- Given exercise -
Work out how many lines of the listing hold the string "placeholder". Answer with that number alone.

[A block of data]
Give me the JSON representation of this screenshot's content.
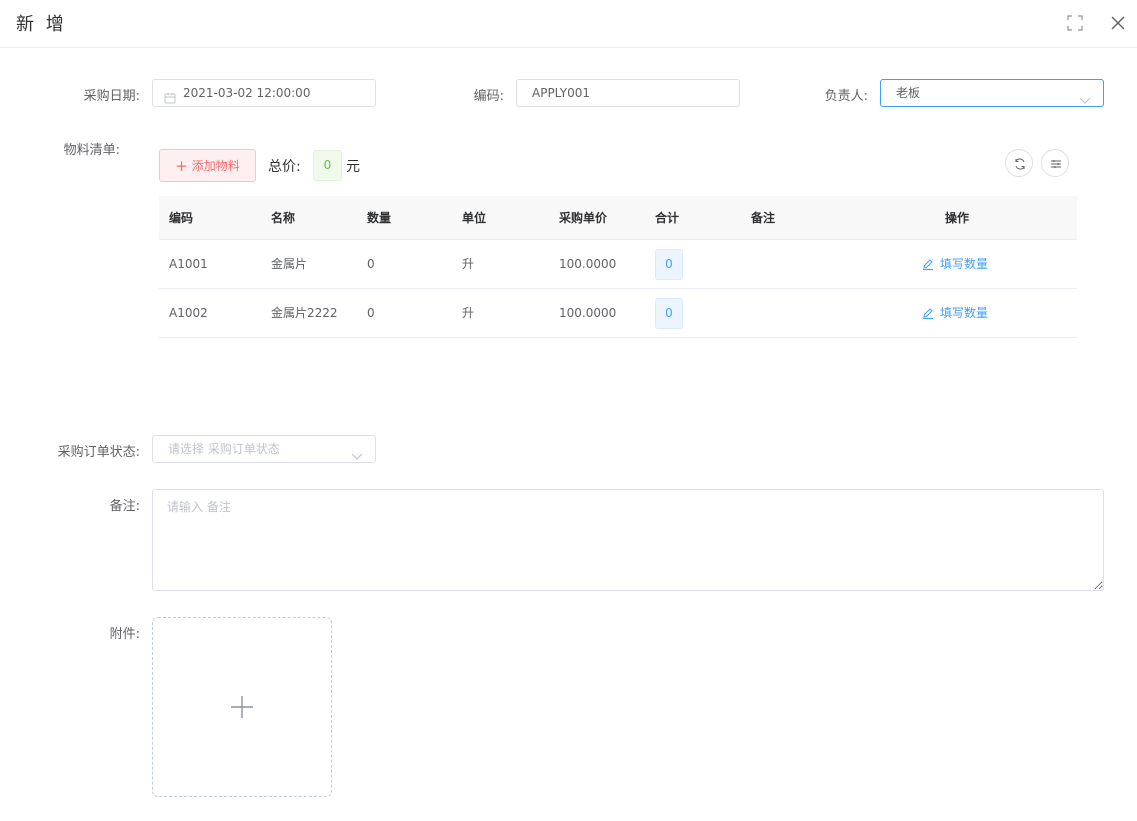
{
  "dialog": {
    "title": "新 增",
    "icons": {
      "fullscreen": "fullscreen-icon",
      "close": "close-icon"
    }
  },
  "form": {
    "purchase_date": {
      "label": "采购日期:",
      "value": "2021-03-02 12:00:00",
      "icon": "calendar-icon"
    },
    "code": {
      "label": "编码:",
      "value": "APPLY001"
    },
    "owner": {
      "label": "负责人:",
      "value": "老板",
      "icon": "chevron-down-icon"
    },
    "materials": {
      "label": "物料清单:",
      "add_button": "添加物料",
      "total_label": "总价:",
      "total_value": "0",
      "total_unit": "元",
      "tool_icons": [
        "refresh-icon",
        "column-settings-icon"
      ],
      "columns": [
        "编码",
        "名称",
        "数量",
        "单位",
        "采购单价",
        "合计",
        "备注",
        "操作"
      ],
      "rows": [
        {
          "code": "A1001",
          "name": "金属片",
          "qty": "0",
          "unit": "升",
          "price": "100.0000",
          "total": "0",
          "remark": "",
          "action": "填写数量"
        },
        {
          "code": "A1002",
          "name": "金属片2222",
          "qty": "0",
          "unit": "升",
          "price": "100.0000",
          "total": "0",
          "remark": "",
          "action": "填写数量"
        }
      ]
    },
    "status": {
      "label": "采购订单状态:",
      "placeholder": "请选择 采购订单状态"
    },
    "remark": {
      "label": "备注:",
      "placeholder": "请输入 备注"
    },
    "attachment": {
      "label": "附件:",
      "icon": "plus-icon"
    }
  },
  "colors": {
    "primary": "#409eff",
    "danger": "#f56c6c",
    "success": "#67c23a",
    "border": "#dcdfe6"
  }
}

...

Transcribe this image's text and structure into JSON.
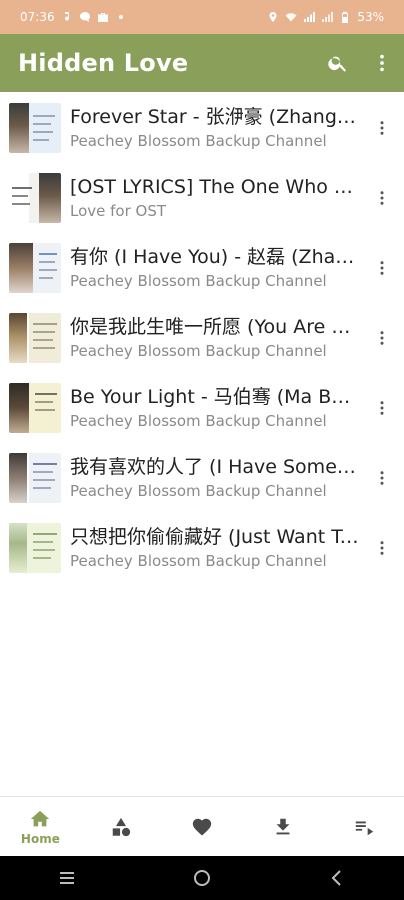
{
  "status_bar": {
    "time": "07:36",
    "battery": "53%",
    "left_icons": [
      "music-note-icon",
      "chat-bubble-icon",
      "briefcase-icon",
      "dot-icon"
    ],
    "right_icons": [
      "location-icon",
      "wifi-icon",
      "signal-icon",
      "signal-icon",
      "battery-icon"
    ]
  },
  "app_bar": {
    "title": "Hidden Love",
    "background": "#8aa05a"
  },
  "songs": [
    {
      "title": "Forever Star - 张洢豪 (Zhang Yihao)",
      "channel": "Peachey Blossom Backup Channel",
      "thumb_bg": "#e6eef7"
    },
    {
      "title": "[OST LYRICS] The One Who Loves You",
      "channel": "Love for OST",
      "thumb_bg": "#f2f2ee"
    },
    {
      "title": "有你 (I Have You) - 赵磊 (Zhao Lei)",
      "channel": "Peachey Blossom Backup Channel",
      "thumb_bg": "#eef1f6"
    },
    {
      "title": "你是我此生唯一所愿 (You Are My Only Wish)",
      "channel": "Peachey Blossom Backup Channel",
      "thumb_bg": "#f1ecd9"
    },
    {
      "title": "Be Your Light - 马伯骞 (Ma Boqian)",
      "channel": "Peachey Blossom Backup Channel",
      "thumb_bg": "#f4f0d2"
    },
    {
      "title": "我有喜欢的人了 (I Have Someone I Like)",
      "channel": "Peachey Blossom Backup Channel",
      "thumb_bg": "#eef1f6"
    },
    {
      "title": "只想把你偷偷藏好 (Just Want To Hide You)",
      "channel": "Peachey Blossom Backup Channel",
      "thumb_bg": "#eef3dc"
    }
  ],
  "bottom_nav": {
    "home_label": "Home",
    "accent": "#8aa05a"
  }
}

- Completed task -
2